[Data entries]
= = =

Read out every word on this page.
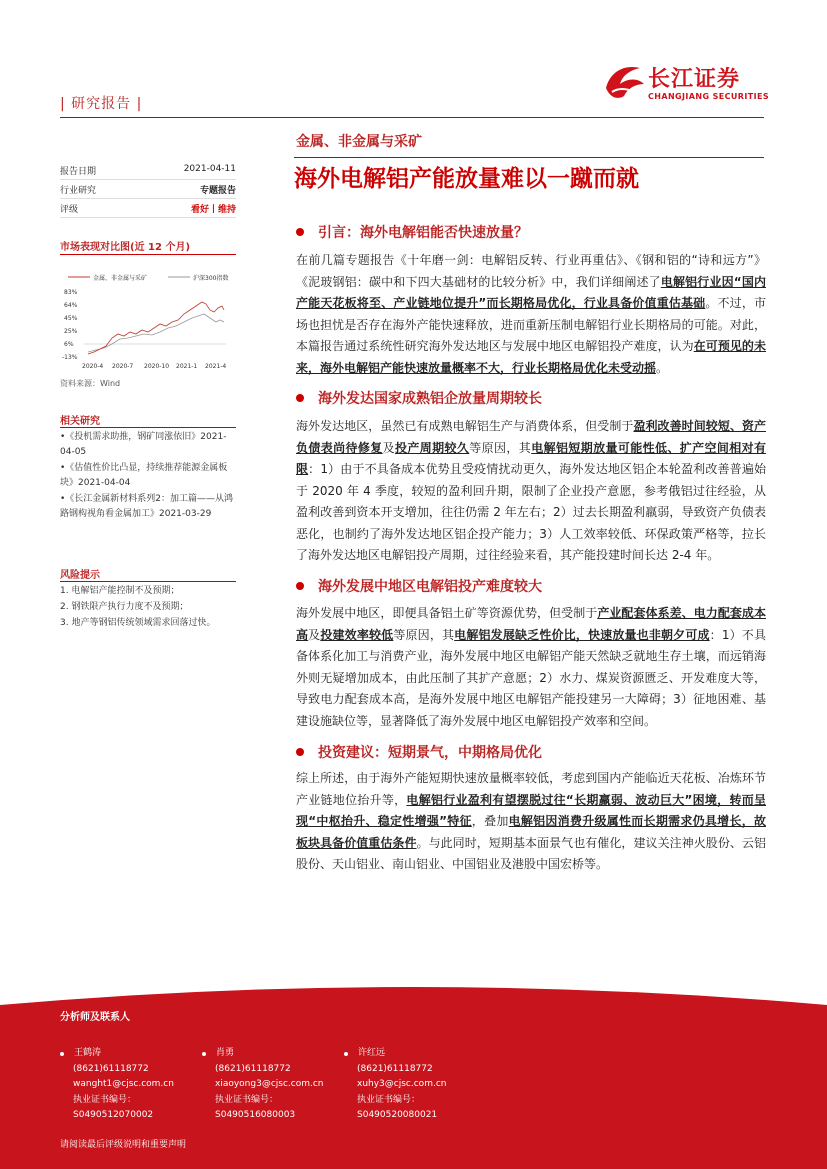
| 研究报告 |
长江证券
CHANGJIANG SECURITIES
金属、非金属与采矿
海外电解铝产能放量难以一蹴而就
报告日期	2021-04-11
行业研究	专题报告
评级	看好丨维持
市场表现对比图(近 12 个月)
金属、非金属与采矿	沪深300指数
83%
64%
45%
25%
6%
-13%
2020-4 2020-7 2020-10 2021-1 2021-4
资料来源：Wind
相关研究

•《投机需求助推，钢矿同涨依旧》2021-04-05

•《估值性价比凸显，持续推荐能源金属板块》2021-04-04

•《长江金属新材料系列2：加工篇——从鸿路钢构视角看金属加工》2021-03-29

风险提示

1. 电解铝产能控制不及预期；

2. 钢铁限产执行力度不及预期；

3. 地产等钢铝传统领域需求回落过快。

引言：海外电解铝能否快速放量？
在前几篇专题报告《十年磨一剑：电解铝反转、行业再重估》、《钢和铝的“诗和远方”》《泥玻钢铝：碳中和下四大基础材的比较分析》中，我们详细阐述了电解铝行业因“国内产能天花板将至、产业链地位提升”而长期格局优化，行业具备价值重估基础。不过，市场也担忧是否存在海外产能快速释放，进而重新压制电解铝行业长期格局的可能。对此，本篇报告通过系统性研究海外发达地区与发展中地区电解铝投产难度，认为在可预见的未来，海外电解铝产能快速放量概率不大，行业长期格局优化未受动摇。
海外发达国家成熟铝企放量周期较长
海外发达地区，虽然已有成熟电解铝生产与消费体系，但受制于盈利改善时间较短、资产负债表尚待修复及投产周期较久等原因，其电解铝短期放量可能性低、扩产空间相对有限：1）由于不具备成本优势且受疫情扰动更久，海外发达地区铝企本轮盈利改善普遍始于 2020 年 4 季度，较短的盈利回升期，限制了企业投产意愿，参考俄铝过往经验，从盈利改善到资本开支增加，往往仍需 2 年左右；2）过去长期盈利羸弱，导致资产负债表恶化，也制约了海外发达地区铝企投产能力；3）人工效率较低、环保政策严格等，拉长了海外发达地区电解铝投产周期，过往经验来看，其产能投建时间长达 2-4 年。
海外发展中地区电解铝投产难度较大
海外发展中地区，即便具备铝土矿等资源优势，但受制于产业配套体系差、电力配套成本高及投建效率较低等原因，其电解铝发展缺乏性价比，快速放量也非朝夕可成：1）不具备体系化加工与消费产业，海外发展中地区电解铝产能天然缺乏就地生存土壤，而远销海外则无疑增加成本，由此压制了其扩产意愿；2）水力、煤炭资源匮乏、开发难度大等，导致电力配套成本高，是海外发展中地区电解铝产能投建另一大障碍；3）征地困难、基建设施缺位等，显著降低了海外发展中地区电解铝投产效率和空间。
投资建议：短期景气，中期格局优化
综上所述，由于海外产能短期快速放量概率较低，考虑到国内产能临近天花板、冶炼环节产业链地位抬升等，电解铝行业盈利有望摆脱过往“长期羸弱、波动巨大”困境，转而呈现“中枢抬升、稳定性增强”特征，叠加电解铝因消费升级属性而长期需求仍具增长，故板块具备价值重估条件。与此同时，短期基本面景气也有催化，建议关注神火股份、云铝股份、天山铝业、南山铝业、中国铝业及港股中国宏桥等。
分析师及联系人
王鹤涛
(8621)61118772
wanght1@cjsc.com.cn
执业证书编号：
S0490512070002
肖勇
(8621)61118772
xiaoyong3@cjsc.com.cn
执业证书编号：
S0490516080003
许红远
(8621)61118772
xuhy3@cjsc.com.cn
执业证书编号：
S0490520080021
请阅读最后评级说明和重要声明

= = =

What is being asked »
Copy the records exactly. Skip the pictures.

Solution »
Read out every word on this page.
| 研究报告 |
长江证券
CHANGJIANG SECURITIES
金属、非金属与采矿
海外电解铝产能放量难以一蹴而就
报告日期	2021-04-11
行业研究	专题报告
评级	看好丨维持
市场表现对比图(近 12 个月)
金属、非金属与采矿	沪深300指数
83%
64%
45%
25%
6%
-13%
2020-4 2020-7 2020-10 2021-1 2021-4
资料来源：Wind
相关研究

•《投机需求助推，钢矿同涨依旧》2021-04-05

•《估值性价比凸显，持续推荐能源金属板块》2021-04-04

•《长江金属新材料系列2：加工篇——从鸿路钢构视角看金属加工》2021-03-29

风险提示

1. 电解铝产能控制不及预期；

2. 钢铁限产执行力度不及预期；

3. 地产等钢铝传统领域需求回落过快。

引言：海外电解铝能否快速放量？
在前几篇专题报告《十年磨一剑：电解铝反转、行业再重估》、《钢和铝的“诗和远方”》《泥玻钢铝：碳中和下四大基础材的比较分析》中，我们详细阐述了电解铝行业因“国内产能天花板将至、产业链地位提升”而长期格局优化，行业具备价值重估基础。不过，市场也担忧是否存在海外产能快速释放，进而重新压制电解铝行业长期格局的可能。对此，本篇报告通过系统性研究海外发达地区与发展中地区电解铝投产难度，认为在可预见的未来，海外电解铝产能快速放量概率不大，行业长期格局优化未受动摇。
海外发达国家成熟铝企放量周期较长
海外发达地区，虽然已有成熟电解铝生产与消费体系，但受制于盈利改善时间较短、资产负债表尚待修复及投产周期较久等原因，其电解铝短期放量可能性低、扩产空间相对有限：1）由于不具备成本优势且受疫情扰动更久，海外发达地区铝企本轮盈利改善普遍始于 2020 年 4 季度，较短的盈利回升期，限制了企业投产意愿，参考俄铝过往经验，从盈利改善到资本开支增加，往往仍需 2 年左右；2）过去长期盈利羸弱，导致资产负债表恶化，也制约了海外发达地区铝企投产能力；3）人工效率较低、环保政策严格等，拉长了海外发达地区电解铝投产周期，过往经验来看，其产能投建时间长达 2-4 年。
海外发展中地区电解铝投产难度较大
海外发展中地区，即便具备铝土矿等资源优势，但受制于产业配套体系差、电力配套成本高及投建效率较低等原因，其电解铝发展缺乏性价比，快速放量也非朝夕可成：1）不具备体系化加工与消费产业，海外发展中地区电解铝产能天然缺乏就地生存土壤，而远销海外则无疑增加成本，由此压制了其扩产意愿；2）水力、煤炭资源匮乏、开发难度大等，导致电力配套成本高，是海外发展中地区电解铝产能投建另一大障碍；3）征地困难、基建设施缺位等，显著降低了海外发展中地区电解铝投产效率和空间。
投资建议：短期景气，中期格局优化
综上所述，由于海外产能短期快速放量概率较低，考虑到国内产能临近天花板、冶炼环节产业链地位抬升等，电解铝行业盈利有望摆脱过往“长期羸弱、波动巨大”困境，转而呈现“中枢抬升、稳定性增强”特征，叠加电解铝因消费升级属性而长期需求仍具增长，故板块具备价值重估条件。与此同时，短期基本面景气也有催化，建议关注神火股份、云铝股份、天山铝业、南山铝业、中国铝业及港股中国宏桥等。
分析师及联系人
王鹤涛
(8621)61118772
wanght1@cjsc.com.cn
执业证书编号：
S0490512070002
肖勇
(8621)61118772
xiaoyong3@cjsc.com.cn
执业证书编号：
S0490516080003
许红远
(8621)61118772
xuhy3@cjsc.com.cn
执业证书编号：
S0490520080021
请阅读最后评级说明和重要声明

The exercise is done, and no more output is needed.